# Dataset entries on figures
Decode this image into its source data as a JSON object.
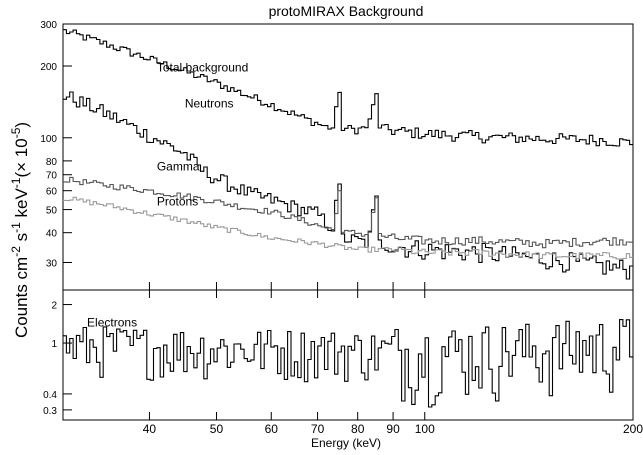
{
  "chart_data": {
    "type": "line",
    "style": "step histogram, log-log axes, two stacked panels sharing the energy axis",
    "title": "protoMIRAX Background",
    "xlabel": "Energy (keV)",
    "ylabel_main": "Counts cm",
    "ylabel_sup1": "-2",
    "ylabel_mid": " s",
    "ylabel_sup2": "-1",
    "ylabel_mid2": " keV",
    "ylabel_sup3": "-1",
    "ylabel_mid3": "(× 10",
    "ylabel_sup4": "-5",
    "ylabel_end": ")",
    "x_scale": "log",
    "y_scale": "log",
    "xlim": [
      30,
      200
    ],
    "x_tick_labels": [
      "40",
      "50",
      "60",
      "70",
      "80",
      "90",
      "100",
      "200"
    ],
    "x_ticks": [
      40,
      50,
      60,
      70,
      80,
      90,
      100,
      200
    ],
    "top_panel": {
      "ylim": [
        23,
        300
      ],
      "y_tick_labels": [
        "30",
        "40",
        "50",
        "60",
        "70",
        "80",
        "100",
        "200",
        "300"
      ],
      "y_ticks": [
        30,
        40,
        50,
        60,
        70,
        80,
        100,
        200,
        300
      ],
      "series": [
        {
          "name": "Total background",
          "color": "#000000",
          "label_x": 41,
          "label_y": 190,
          "points": [
            [
              30,
              282
            ],
            [
              35,
              245
            ],
            [
              40,
              214
            ],
            [
              45,
              190
            ],
            [
              50,
              170
            ],
            [
              55,
              152
            ],
            [
              60,
              138
            ],
            [
              65,
              125
            ],
            [
              70,
              115
            ],
            [
              72,
              111
            ],
            [
              74,
              110
            ],
            [
              75,
              155
            ],
            [
              76,
              110
            ],
            [
              80,
              108
            ],
            [
              83,
              112
            ],
            [
              85,
              153
            ],
            [
              86,
              112
            ],
            [
              90,
              107
            ],
            [
              100,
              104
            ],
            [
              120,
              101
            ],
            [
              150,
              99
            ],
            [
              180,
              98
            ],
            [
              200,
              95
            ]
          ],
          "peaks": [
            75,
            85
          ],
          "noise": 0.04
        },
        {
          "name": "Neutrons",
          "color": "#000000",
          "label_x": 45,
          "label_y": 134,
          "points": [
            [
              30,
              152
            ],
            [
              33,
              135
            ],
            [
              36,
              120
            ],
            [
              40,
              102
            ],
            [
              45,
              86
            ],
            [
              48,
              72
            ],
            [
              52,
              64
            ],
            [
              56,
              58
            ],
            [
              60,
              55
            ],
            [
              65,
              51
            ],
            [
              70,
              48
            ],
            [
              72,
              44
            ],
            [
              74,
              42
            ],
            [
              75,
              64
            ],
            [
              76,
              38
            ],
            [
              80,
              37
            ],
            [
              83,
              36
            ],
            [
              85,
              57
            ],
            [
              86,
              36
            ],
            [
              90,
              35
            ],
            [
              100,
              34
            ],
            [
              120,
              33
            ],
            [
              150,
              31
            ],
            [
              180,
              29
            ],
            [
              200,
              28
            ]
          ],
          "peaks": [
            75,
            85
          ],
          "noise": 0.07
        },
        {
          "name": "Gamma",
          "color": "#555555",
          "label_x": 41,
          "label_y": 73,
          "points": [
            [
              30,
              67
            ],
            [
              35,
              63
            ],
            [
              40,
              60
            ],
            [
              45,
              57
            ],
            [
              50,
              54
            ],
            [
              55,
              51
            ],
            [
              60,
              49
            ],
            [
              65,
              46
            ],
            [
              70,
              43
            ],
            [
              72,
              42
            ],
            [
              74,
              41
            ],
            [
              75,
              60
            ],
            [
              76,
              40
            ],
            [
              80,
              40
            ],
            [
              83,
              39
            ],
            [
              85,
              56
            ],
            [
              86,
              39
            ],
            [
              90,
              38
            ],
            [
              100,
              37
            ],
            [
              120,
              37
            ],
            [
              150,
              36
            ],
            [
              180,
              37
            ],
            [
              200,
              37
            ]
          ],
          "peaks": [
            75,
            85
          ],
          "noise": 0.03
        },
        {
          "name": "Protons",
          "color": "#9a9a9a",
          "label_x": 41,
          "label_y": 52,
          "points": [
            [
              30,
              56
            ],
            [
              35,
              52
            ],
            [
              40,
              48
            ],
            [
              45,
              45
            ],
            [
              50,
              42
            ],
            [
              55,
              40
            ],
            [
              60,
              38
            ],
            [
              65,
              37
            ],
            [
              70,
              36
            ],
            [
              75,
              35
            ],
            [
              80,
              34
            ],
            [
              85,
              34
            ],
            [
              90,
              34
            ],
            [
              100,
              33
            ],
            [
              120,
              33
            ],
            [
              150,
              32
            ],
            [
              180,
              32
            ],
            [
              200,
              32
            ]
          ],
          "peaks": [],
          "noise": 0.025
        }
      ]
    },
    "bottom_panel": {
      "ylim": [
        0.25,
        2.6
      ],
      "y_tick_labels": [
        "0.3",
        "0.4",
        "1",
        "2"
      ],
      "y_ticks": [
        0.3,
        0.4,
        1,
        2
      ],
      "series": [
        {
          "name": "Electrons",
          "color": "#000000",
          "label_x": 32.5,
          "label_y": 1.35,
          "points": [
            [
              30,
              0.95
            ],
            [
              60,
              0.9
            ],
            [
              100,
              0.85
            ],
            [
              150,
              0.9
            ],
            [
              200,
              1.0
            ]
          ],
          "peaks": [],
          "noise": 0.45
        }
      ]
    }
  }
}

# WHAT IS ASKED
Copy the whole of the material above exactly, but not its images.

# TASK RESPONSE
Decode this image into its source data as a JSON object.
{
  "chart_data": {
    "type": "line",
    "style": "step histogram, log-log axes, two stacked panels sharing the energy axis",
    "title": "protoMIRAX Background",
    "xlabel": "Energy (keV)",
    "ylabel_main": "Counts cm",
    "ylabel_sup1": "-2",
    "ylabel_mid": " s",
    "ylabel_sup2": "-1",
    "ylabel_mid2": " keV",
    "ylabel_sup3": "-1",
    "ylabel_mid3": "(× 10",
    "ylabel_sup4": "-5",
    "ylabel_end": ")",
    "x_scale": "log",
    "y_scale": "log",
    "xlim": [
      30,
      200
    ],
    "x_tick_labels": [
      "40",
      "50",
      "60",
      "70",
      "80",
      "90",
      "100",
      "200"
    ],
    "x_ticks": [
      40,
      50,
      60,
      70,
      80,
      90,
      100,
      200
    ],
    "top_panel": {
      "ylim": [
        23,
        300
      ],
      "y_tick_labels": [
        "30",
        "40",
        "50",
        "60",
        "70",
        "80",
        "100",
        "200",
        "300"
      ],
      "y_ticks": [
        30,
        40,
        50,
        60,
        70,
        80,
        100,
        200,
        300
      ],
      "series": [
        {
          "name": "Total background",
          "color": "#000000",
          "label_x": 41,
          "label_y": 190,
          "points": [
            [
              30,
              282
            ],
            [
              35,
              245
            ],
            [
              40,
              214
            ],
            [
              45,
              190
            ],
            [
              50,
              170
            ],
            [
              55,
              152
            ],
            [
              60,
              138
            ],
            [
              65,
              125
            ],
            [
              70,
              115
            ],
            [
              72,
              111
            ],
            [
              74,
              110
            ],
            [
              75,
              155
            ],
            [
              76,
              110
            ],
            [
              80,
              108
            ],
            [
              83,
              112
            ],
            [
              85,
              153
            ],
            [
              86,
              112
            ],
            [
              90,
              107
            ],
            [
              100,
              104
            ],
            [
              120,
              101
            ],
            [
              150,
              99
            ],
            [
              180,
              98
            ],
            [
              200,
              95
            ]
          ],
          "peaks": [
            75,
            85
          ],
          "noise": 0.04
        },
        {
          "name": "Neutrons",
          "color": "#000000",
          "label_x": 45,
          "label_y": 134,
          "points": [
            [
              30,
              152
            ],
            [
              33,
              135
            ],
            [
              36,
              120
            ],
            [
              40,
              102
            ],
            [
              45,
              86
            ],
            [
              48,
              72
            ],
            [
              52,
              64
            ],
            [
              56,
              58
            ],
            [
              60,
              55
            ],
            [
              65,
              51
            ],
            [
              70,
              48
            ],
            [
              72,
              44
            ],
            [
              74,
              42
            ],
            [
              75,
              64
            ],
            [
              76,
              38
            ],
            [
              80,
              37
            ],
            [
              83,
              36
            ],
            [
              85,
              57
            ],
            [
              86,
              36
            ],
            [
              90,
              35
            ],
            [
              100,
              34
            ],
            [
              120,
              33
            ],
            [
              150,
              31
            ],
            [
              180,
              29
            ],
            [
              200,
              28
            ]
          ],
          "peaks": [
            75,
            85
          ],
          "noise": 0.07
        },
        {
          "name": "Gamma",
          "color": "#555555",
          "label_x": 41,
          "label_y": 73,
          "points": [
            [
              30,
              67
            ],
            [
              35,
              63
            ],
            [
              40,
              60
            ],
            [
              45,
              57
            ],
            [
              50,
              54
            ],
            [
              55,
              51
            ],
            [
              60,
              49
            ],
            [
              65,
              46
            ],
            [
              70,
              43
            ],
            [
              72,
              42
            ],
            [
              74,
              41
            ],
            [
              75,
              60
            ],
            [
              76,
              40
            ],
            [
              80,
              40
            ],
            [
              83,
              39
            ],
            [
              85,
              56
            ],
            [
              86,
              39
            ],
            [
              90,
              38
            ],
            [
              100,
              37
            ],
            [
              120,
              37
            ],
            [
              150,
              36
            ],
            [
              180,
              37
            ],
            [
              200,
              37
            ]
          ],
          "peaks": [
            75,
            85
          ],
          "noise": 0.03
        },
        {
          "name": "Protons",
          "color": "#9a9a9a",
          "label_x": 41,
          "label_y": 52,
          "points": [
            [
              30,
              56
            ],
            [
              35,
              52
            ],
            [
              40,
              48
            ],
            [
              45,
              45
            ],
            [
              50,
              42
            ],
            [
              55,
              40
            ],
            [
              60,
              38
            ],
            [
              65,
              37
            ],
            [
              70,
              36
            ],
            [
              75,
              35
            ],
            [
              80,
              34
            ],
            [
              85,
              34
            ],
            [
              90,
              34
            ],
            [
              100,
              33
            ],
            [
              120,
              33
            ],
            [
              150,
              32
            ],
            [
              180,
              32
            ],
            [
              200,
              32
            ]
          ],
          "peaks": [],
          "noise": 0.025
        }
      ]
    },
    "bottom_panel": {
      "ylim": [
        0.25,
        2.6
      ],
      "y_tick_labels": [
        "0.3",
        "0.4",
        "1",
        "2"
      ],
      "y_ticks": [
        0.3,
        0.4,
        1,
        2
      ],
      "series": [
        {
          "name": "Electrons",
          "color": "#000000",
          "label_x": 32.5,
          "label_y": 1.35,
          "points": [
            [
              30,
              0.95
            ],
            [
              60,
              0.9
            ],
            [
              100,
              0.85
            ],
            [
              150,
              0.9
            ],
            [
              200,
              1.0
            ]
          ],
          "peaks": [],
          "noise": 0.45
        }
      ]
    }
  }
}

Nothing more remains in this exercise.